▶ [Aim of the exercise] Reproduce the material word for word; the images stay out.

▶ [Provided entries]
------------------------

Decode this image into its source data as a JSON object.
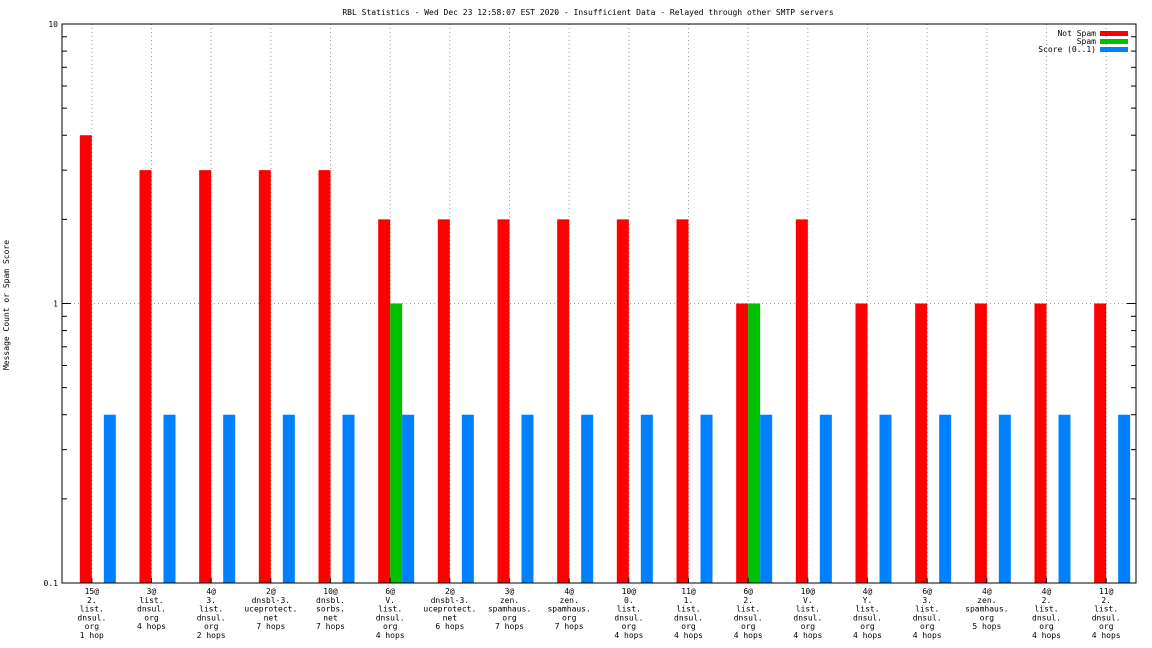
{
  "chart_data": {
    "type": "bar",
    "title": "RBL Statistics - Wed Dec 23 12:58:07 EST 2020 - Insufficient Data - Relayed through other SMTP servers",
    "ylabel": "Message Count or Spam Score",
    "xlabel": "",
    "yscale": "log",
    "ylim": [
      0.1,
      10
    ],
    "yticks": [
      "0.1",
      "1",
      "10"
    ],
    "grid": true,
    "legend_position": "top-right",
    "categories": [
      [
        "15@",
        "2.",
        "list.",
        "dnsul.",
        "org",
        "1 hop"
      ],
      [
        "3@",
        "list.",
        "dnsul.",
        "org",
        "4 hops"
      ],
      [
        "4@",
        "3.",
        "list.",
        "dnsul.",
        "org",
        "2 hops"
      ],
      [
        "2@",
        "dnsbl-3.",
        "uceprotect.",
        "net",
        "7 hops"
      ],
      [
        "10@",
        "dnsbl.",
        "sorbs.",
        "net",
        "7 hops"
      ],
      [
        "6@",
        "V.",
        "list.",
        "dnsul.",
        "org",
        "4 hops"
      ],
      [
        "2@",
        "dnsbl-3.",
        "uceprotect.",
        "net",
        "6 hops"
      ],
      [
        "3@",
        "zen.",
        "spamhaus.",
        "org",
        "7 hops"
      ],
      [
        "4@",
        "zen.",
        "spamhaus.",
        "org",
        "7 hops"
      ],
      [
        "10@",
        "0.",
        "list.",
        "dnsul.",
        "org",
        "4 hops"
      ],
      [
        "11@",
        "1.",
        "list.",
        "dnsul.",
        "org",
        "4 hops"
      ],
      [
        "6@",
        "2.",
        "list.",
        "dnsul.",
        "org",
        "4 hops"
      ],
      [
        "10@",
        "V.",
        "list.",
        "dnsul.",
        "org",
        "4 hops"
      ],
      [
        "4@",
        "Y.",
        "list.",
        "dnsul.",
        "org",
        "4 hops"
      ],
      [
        "6@",
        "3.",
        "list.",
        "dnsul.",
        "org",
        "4 hops"
      ],
      [
        "4@",
        "zen.",
        "spamhaus.",
        "org",
        "5 hops"
      ],
      [
        "4@",
        "2.",
        "list.",
        "dnsul.",
        "org",
        "4 hops"
      ],
      [
        "11@",
        "2.",
        "list.",
        "dnsul.",
        "org",
        "4 hops"
      ]
    ],
    "series": [
      {
        "name": "Not Spam",
        "color": "#ff0000",
        "values": [
          4,
          3,
          3,
          3,
          3,
          2,
          2,
          2,
          2,
          2,
          2,
          1,
          2,
          1,
          1,
          1,
          1,
          1
        ]
      },
      {
        "name": "Spam",
        "color": "#00c000",
        "values": [
          0,
          0,
          0,
          0,
          0,
          1,
          0,
          0,
          0,
          0,
          0,
          1,
          0,
          0,
          0,
          0,
          0,
          0
        ]
      },
      {
        "name": "Score (0..1)",
        "color": "#0080ff",
        "values": [
          0.4,
          0.4,
          0.4,
          0.4,
          0.4,
          0.4,
          0.4,
          0.4,
          0.4,
          0.4,
          0.4,
          0.4,
          0.4,
          0.4,
          0.4,
          0.4,
          0.4,
          0.4
        ]
      }
    ]
  }
}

------------------------

▶ [Task result]
Decode this image into its source data as a JSON object.
{
  "chart_data": {
    "type": "bar",
    "title": "RBL Statistics - Wed Dec 23 12:58:07 EST 2020 - Insufficient Data - Relayed through other SMTP servers",
    "ylabel": "Message Count or Spam Score",
    "xlabel": "",
    "yscale": "log",
    "ylim": [
      0.1,
      10
    ],
    "yticks": [
      "0.1",
      "1",
      "10"
    ],
    "grid": true,
    "legend_position": "top-right",
    "categories": [
      [
        "15@",
        "2.",
        "list.",
        "dnsul.",
        "org",
        "1 hop"
      ],
      [
        "3@",
        "list.",
        "dnsul.",
        "org",
        "4 hops"
      ],
      [
        "4@",
        "3.",
        "list.",
        "dnsul.",
        "org",
        "2 hops"
      ],
      [
        "2@",
        "dnsbl-3.",
        "uceprotect.",
        "net",
        "7 hops"
      ],
      [
        "10@",
        "dnsbl.",
        "sorbs.",
        "net",
        "7 hops"
      ],
      [
        "6@",
        "V.",
        "list.",
        "dnsul.",
        "org",
        "4 hops"
      ],
      [
        "2@",
        "dnsbl-3.",
        "uceprotect.",
        "net",
        "6 hops"
      ],
      [
        "3@",
        "zen.",
        "spamhaus.",
        "org",
        "7 hops"
      ],
      [
        "4@",
        "zen.",
        "spamhaus.",
        "org",
        "7 hops"
      ],
      [
        "10@",
        "0.",
        "list.",
        "dnsul.",
        "org",
        "4 hops"
      ],
      [
        "11@",
        "1.",
        "list.",
        "dnsul.",
        "org",
        "4 hops"
      ],
      [
        "6@",
        "2.",
        "list.",
        "dnsul.",
        "org",
        "4 hops"
      ],
      [
        "10@",
        "V.",
        "list.",
        "dnsul.",
        "org",
        "4 hops"
      ],
      [
        "4@",
        "Y.",
        "list.",
        "dnsul.",
        "org",
        "4 hops"
      ],
      [
        "6@",
        "3.",
        "list.",
        "dnsul.",
        "org",
        "4 hops"
      ],
      [
        "4@",
        "zen.",
        "spamhaus.",
        "org",
        "5 hops"
      ],
      [
        "4@",
        "2.",
        "list.",
        "dnsul.",
        "org",
        "4 hops"
      ],
      [
        "11@",
        "2.",
        "list.",
        "dnsul.",
        "org",
        "4 hops"
      ]
    ],
    "series": [
      {
        "name": "Not Spam",
        "color": "#ff0000",
        "values": [
          4,
          3,
          3,
          3,
          3,
          2,
          2,
          2,
          2,
          2,
          2,
          1,
          2,
          1,
          1,
          1,
          1,
          1
        ]
      },
      {
        "name": "Spam",
        "color": "#00c000",
        "values": [
          0,
          0,
          0,
          0,
          0,
          1,
          0,
          0,
          0,
          0,
          0,
          1,
          0,
          0,
          0,
          0,
          0,
          0
        ]
      },
      {
        "name": "Score (0..1)",
        "color": "#0080ff",
        "values": [
          0.4,
          0.4,
          0.4,
          0.4,
          0.4,
          0.4,
          0.4,
          0.4,
          0.4,
          0.4,
          0.4,
          0.4,
          0.4,
          0.4,
          0.4,
          0.4,
          0.4,
          0.4
        ]
      }
    ]
  }
}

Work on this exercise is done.